■ YOUR GOAL: Check each line below for "entités" and report how many have it, nothing else.

■ PROVIDED RECORDS:

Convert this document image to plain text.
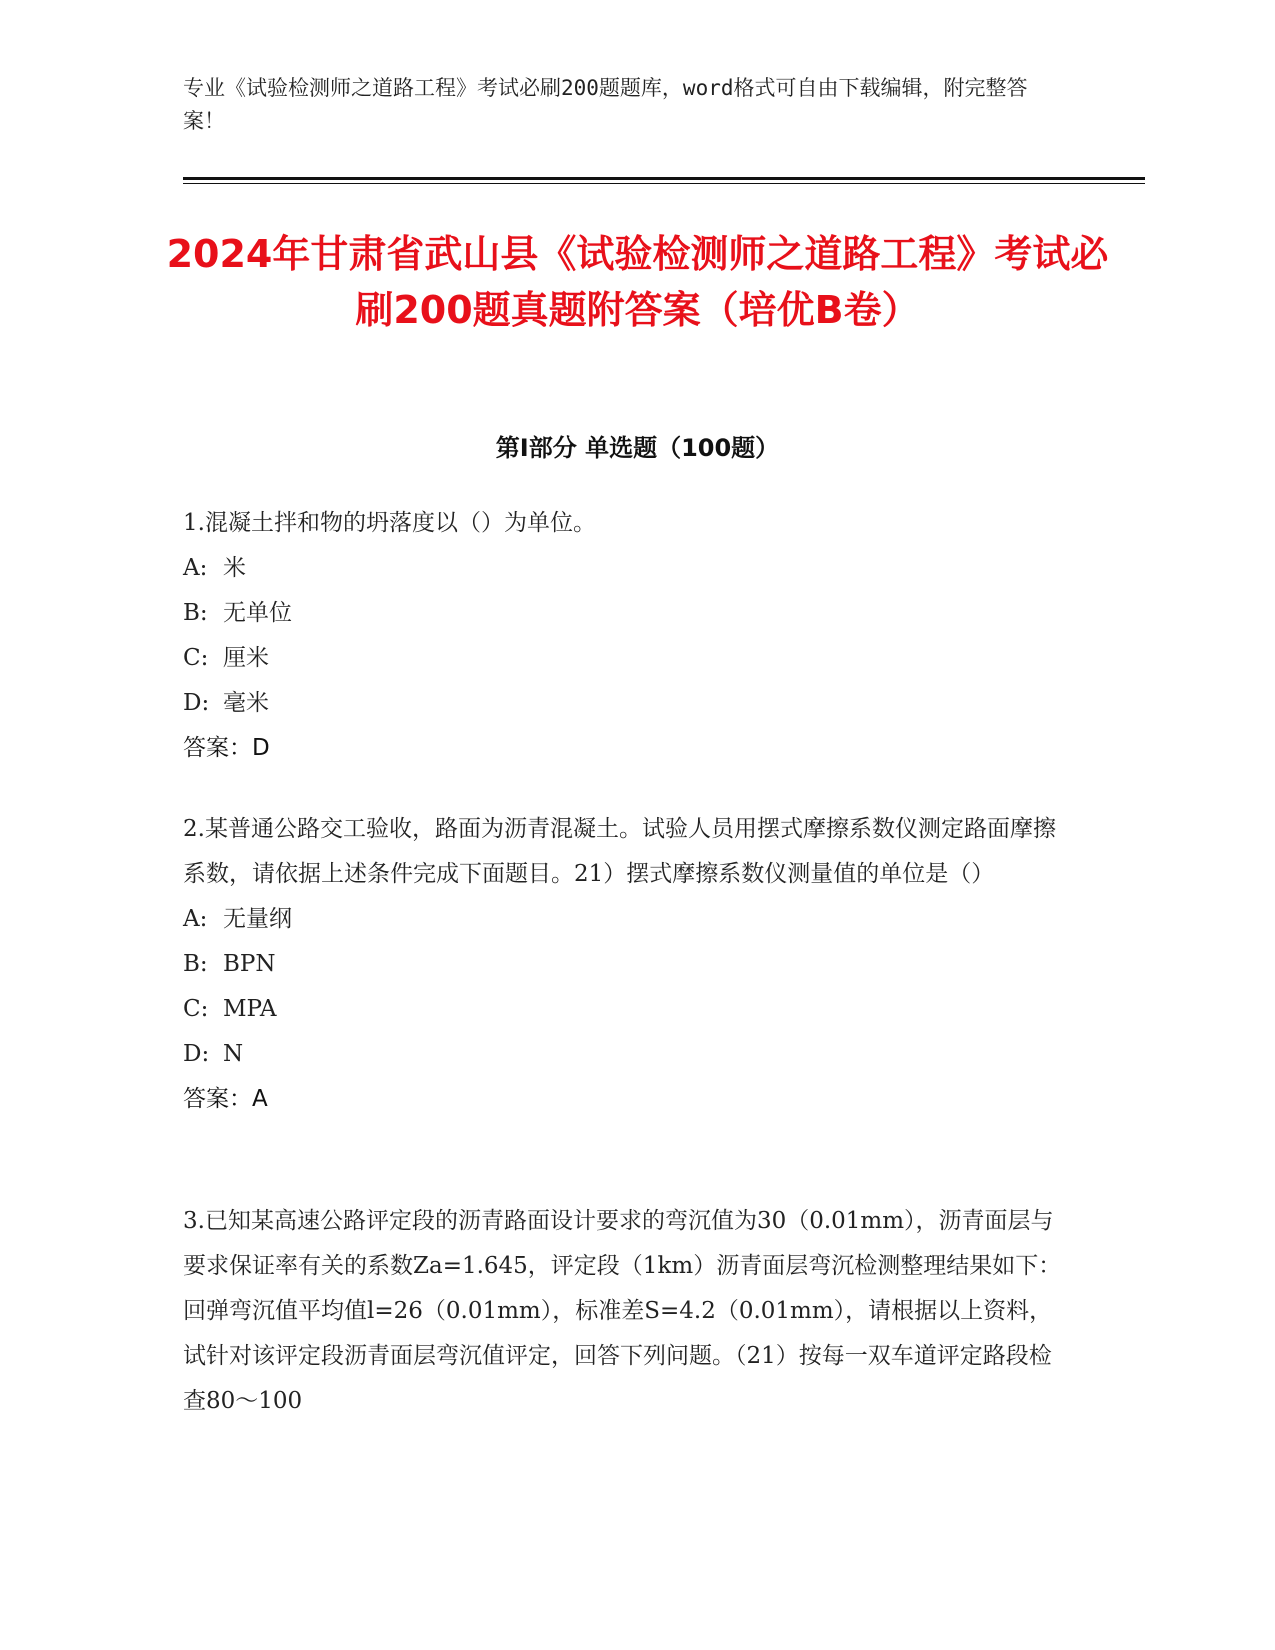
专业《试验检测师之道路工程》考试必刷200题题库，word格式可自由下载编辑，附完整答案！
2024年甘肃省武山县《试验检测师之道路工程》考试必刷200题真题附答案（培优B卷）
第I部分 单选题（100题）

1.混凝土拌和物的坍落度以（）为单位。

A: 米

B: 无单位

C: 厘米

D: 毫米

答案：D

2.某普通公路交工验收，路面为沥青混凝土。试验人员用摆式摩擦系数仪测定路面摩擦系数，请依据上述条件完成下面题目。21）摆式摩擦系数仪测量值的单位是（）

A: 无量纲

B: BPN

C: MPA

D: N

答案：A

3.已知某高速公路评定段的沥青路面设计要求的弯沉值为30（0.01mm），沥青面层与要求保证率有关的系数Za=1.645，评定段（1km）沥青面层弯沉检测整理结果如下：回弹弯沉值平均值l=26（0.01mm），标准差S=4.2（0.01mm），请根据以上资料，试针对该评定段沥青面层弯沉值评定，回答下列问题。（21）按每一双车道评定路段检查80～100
...
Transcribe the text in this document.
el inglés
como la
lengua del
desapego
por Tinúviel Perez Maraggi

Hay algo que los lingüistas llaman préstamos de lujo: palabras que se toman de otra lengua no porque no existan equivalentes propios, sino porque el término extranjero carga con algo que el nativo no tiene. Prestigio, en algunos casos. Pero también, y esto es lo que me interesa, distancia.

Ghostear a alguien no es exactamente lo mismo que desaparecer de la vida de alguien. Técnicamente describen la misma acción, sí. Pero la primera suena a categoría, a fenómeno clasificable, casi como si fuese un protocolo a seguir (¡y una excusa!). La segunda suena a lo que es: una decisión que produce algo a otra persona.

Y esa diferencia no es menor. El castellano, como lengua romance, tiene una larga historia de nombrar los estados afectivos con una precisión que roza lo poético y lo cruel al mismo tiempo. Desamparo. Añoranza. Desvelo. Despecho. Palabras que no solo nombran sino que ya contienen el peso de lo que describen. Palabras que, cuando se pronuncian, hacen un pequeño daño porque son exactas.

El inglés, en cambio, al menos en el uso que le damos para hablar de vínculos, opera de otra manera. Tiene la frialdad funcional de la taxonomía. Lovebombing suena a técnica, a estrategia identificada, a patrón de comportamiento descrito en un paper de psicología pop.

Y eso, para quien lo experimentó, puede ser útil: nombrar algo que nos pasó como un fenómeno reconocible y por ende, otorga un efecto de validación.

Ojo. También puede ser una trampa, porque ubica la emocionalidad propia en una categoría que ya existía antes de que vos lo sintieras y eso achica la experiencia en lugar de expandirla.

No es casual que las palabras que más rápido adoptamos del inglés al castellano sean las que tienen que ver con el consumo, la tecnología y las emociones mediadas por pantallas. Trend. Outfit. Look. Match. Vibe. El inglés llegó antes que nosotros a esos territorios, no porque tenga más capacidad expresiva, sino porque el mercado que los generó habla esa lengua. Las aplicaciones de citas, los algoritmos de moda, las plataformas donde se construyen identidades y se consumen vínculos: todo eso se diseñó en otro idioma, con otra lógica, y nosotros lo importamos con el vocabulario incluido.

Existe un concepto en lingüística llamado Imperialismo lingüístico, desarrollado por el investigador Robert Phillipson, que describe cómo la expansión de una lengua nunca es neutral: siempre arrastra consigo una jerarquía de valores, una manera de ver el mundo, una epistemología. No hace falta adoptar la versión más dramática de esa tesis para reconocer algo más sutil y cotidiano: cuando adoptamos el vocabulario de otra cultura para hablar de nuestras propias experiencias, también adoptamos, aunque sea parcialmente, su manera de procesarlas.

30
* * *
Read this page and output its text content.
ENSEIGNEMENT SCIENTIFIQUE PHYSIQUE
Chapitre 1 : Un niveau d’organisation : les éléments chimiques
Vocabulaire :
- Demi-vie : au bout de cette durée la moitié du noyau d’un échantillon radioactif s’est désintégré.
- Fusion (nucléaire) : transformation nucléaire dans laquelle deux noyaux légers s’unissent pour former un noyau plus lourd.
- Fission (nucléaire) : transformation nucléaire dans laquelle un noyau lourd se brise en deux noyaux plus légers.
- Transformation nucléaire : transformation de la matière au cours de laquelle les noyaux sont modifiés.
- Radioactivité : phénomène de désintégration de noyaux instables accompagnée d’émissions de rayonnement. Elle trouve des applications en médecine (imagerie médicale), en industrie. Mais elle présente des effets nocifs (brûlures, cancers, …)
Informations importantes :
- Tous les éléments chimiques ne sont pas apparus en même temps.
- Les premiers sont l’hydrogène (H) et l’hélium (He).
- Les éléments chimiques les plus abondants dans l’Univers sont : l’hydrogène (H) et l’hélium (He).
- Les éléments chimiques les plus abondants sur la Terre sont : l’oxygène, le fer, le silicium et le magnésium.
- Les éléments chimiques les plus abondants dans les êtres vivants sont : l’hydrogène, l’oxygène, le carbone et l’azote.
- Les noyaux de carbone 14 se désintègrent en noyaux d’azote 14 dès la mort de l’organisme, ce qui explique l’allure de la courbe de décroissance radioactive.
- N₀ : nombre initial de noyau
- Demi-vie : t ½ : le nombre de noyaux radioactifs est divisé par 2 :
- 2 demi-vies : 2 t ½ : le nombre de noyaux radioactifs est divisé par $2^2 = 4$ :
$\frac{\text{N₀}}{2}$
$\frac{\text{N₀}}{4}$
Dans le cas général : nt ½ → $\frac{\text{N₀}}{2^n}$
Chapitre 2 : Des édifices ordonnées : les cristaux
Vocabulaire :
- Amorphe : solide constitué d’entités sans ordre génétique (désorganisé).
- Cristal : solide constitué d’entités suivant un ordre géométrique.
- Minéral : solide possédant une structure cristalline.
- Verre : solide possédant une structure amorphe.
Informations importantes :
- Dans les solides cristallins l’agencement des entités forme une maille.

■ RESULT OF THIS EXERCISE: 3